→ WHAT IS ASKED: Take from the listing each line that has the string "WORLD".

[START OF MATERIALS PROVIDED]

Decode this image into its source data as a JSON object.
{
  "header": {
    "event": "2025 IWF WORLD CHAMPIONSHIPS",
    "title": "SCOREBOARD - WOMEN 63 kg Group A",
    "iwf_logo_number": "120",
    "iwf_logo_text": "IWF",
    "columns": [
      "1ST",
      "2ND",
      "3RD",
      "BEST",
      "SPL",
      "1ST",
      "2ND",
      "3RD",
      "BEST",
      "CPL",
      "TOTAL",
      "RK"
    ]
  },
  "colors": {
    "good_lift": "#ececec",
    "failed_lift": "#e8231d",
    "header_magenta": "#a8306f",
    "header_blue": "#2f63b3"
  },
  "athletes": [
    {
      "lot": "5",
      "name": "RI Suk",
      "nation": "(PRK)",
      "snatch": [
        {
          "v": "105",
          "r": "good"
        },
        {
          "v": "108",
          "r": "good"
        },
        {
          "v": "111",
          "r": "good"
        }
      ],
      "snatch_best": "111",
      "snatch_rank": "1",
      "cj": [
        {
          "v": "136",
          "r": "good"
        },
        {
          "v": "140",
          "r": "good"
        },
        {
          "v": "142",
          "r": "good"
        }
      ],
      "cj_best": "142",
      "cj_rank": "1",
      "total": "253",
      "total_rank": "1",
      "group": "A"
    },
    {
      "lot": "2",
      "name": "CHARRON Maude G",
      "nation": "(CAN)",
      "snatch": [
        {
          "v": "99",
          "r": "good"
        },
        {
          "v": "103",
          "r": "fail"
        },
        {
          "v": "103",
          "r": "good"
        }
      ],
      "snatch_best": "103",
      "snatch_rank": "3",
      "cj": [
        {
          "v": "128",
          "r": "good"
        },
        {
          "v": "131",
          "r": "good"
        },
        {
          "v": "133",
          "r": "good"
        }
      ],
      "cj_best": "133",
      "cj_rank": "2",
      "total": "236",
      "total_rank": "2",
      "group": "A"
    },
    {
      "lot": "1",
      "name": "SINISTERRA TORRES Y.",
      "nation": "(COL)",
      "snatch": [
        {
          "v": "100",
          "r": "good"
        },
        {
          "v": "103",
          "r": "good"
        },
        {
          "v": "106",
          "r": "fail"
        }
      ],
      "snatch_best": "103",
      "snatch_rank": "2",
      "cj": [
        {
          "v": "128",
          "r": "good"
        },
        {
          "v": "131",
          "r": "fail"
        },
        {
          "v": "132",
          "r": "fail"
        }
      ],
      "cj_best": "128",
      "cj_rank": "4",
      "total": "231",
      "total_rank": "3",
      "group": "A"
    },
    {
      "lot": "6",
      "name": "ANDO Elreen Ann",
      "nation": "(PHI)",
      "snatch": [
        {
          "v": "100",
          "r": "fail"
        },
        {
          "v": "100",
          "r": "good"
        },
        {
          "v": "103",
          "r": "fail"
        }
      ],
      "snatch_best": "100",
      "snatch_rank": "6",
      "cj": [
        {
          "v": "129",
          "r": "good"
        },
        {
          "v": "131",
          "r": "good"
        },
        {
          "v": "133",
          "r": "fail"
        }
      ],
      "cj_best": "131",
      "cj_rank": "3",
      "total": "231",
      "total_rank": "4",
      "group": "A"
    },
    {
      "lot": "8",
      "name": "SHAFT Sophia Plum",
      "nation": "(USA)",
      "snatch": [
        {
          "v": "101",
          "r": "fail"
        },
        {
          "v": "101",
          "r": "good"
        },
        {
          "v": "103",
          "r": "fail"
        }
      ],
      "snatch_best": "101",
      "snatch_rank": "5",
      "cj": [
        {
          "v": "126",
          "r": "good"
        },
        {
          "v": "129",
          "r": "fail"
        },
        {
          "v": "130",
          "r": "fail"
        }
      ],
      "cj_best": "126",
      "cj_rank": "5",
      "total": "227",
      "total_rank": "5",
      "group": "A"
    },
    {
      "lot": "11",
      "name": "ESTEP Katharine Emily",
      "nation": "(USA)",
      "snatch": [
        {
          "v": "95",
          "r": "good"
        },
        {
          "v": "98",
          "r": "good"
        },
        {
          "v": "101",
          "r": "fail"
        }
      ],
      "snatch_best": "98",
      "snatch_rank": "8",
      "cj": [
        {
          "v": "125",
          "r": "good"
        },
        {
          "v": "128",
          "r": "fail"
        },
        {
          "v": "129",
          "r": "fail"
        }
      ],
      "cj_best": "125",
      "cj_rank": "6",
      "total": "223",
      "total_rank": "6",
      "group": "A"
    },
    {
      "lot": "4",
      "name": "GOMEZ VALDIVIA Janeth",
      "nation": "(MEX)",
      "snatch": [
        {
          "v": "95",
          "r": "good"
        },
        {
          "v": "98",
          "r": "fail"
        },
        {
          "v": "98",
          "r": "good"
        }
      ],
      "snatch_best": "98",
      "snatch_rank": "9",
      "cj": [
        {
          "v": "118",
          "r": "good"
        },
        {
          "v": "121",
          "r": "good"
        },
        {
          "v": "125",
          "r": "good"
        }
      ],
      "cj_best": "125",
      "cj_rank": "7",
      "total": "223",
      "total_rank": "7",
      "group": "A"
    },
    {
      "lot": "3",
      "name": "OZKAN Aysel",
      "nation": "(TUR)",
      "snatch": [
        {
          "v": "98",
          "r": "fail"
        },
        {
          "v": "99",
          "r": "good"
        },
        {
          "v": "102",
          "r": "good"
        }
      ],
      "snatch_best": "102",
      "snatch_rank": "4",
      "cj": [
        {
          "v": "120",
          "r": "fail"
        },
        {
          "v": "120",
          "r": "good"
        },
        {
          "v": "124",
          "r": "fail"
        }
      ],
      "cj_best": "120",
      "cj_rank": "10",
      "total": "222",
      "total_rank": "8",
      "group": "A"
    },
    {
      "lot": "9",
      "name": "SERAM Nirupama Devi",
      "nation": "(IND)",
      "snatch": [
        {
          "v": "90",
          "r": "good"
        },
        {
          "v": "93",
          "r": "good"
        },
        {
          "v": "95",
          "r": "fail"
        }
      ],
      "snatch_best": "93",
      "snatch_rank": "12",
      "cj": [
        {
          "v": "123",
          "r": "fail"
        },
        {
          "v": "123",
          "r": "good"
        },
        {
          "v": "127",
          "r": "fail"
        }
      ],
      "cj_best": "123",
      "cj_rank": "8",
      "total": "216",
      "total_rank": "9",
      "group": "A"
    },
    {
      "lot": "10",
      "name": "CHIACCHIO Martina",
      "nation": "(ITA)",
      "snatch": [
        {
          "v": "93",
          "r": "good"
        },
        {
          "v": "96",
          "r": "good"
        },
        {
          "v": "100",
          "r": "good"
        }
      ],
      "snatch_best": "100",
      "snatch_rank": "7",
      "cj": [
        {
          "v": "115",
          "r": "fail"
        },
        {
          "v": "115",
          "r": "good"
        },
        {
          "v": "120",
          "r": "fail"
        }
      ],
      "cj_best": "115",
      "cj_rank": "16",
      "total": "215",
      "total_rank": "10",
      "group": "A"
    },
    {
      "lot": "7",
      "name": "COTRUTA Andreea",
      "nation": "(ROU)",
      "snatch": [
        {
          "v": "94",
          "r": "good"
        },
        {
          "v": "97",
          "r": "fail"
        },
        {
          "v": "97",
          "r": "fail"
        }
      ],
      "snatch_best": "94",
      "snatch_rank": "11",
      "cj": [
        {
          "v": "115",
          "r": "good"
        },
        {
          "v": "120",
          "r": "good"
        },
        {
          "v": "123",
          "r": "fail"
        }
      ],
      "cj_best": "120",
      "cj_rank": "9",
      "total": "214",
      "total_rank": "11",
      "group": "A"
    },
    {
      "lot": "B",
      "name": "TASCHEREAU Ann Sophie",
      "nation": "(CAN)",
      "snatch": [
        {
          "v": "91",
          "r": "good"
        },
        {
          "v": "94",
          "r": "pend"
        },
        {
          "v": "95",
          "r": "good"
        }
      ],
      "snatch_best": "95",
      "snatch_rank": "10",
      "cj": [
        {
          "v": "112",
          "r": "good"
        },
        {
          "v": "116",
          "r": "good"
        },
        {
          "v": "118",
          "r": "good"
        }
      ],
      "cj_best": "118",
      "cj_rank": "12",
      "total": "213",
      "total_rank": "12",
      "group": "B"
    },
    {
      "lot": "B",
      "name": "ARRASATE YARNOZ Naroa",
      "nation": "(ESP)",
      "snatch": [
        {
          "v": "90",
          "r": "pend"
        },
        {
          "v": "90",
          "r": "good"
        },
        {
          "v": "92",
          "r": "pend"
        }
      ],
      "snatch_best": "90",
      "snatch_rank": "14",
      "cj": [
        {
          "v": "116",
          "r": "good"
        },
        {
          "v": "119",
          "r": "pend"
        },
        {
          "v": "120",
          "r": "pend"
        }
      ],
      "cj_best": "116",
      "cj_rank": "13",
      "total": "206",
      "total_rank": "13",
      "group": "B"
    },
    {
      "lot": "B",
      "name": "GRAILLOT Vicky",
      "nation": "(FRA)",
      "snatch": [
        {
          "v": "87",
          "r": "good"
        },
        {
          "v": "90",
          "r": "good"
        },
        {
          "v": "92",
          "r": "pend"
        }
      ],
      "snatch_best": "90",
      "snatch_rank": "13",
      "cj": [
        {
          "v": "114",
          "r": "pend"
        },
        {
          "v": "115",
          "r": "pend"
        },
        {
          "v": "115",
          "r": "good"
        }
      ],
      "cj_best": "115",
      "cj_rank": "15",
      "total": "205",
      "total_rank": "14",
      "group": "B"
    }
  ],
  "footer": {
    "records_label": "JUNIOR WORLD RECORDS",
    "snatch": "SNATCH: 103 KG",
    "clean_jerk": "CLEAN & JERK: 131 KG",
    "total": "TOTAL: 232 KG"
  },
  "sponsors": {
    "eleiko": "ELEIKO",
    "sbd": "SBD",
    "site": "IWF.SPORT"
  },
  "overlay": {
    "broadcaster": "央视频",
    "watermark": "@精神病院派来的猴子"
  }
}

[END OF MATERIALS PROVIDED]

→ IN RESPONSE:
    "event": "2025 IWF WORLD CHAMPIONSHIPS",
    "records_label": "JUNIOR WORLD RECORDS",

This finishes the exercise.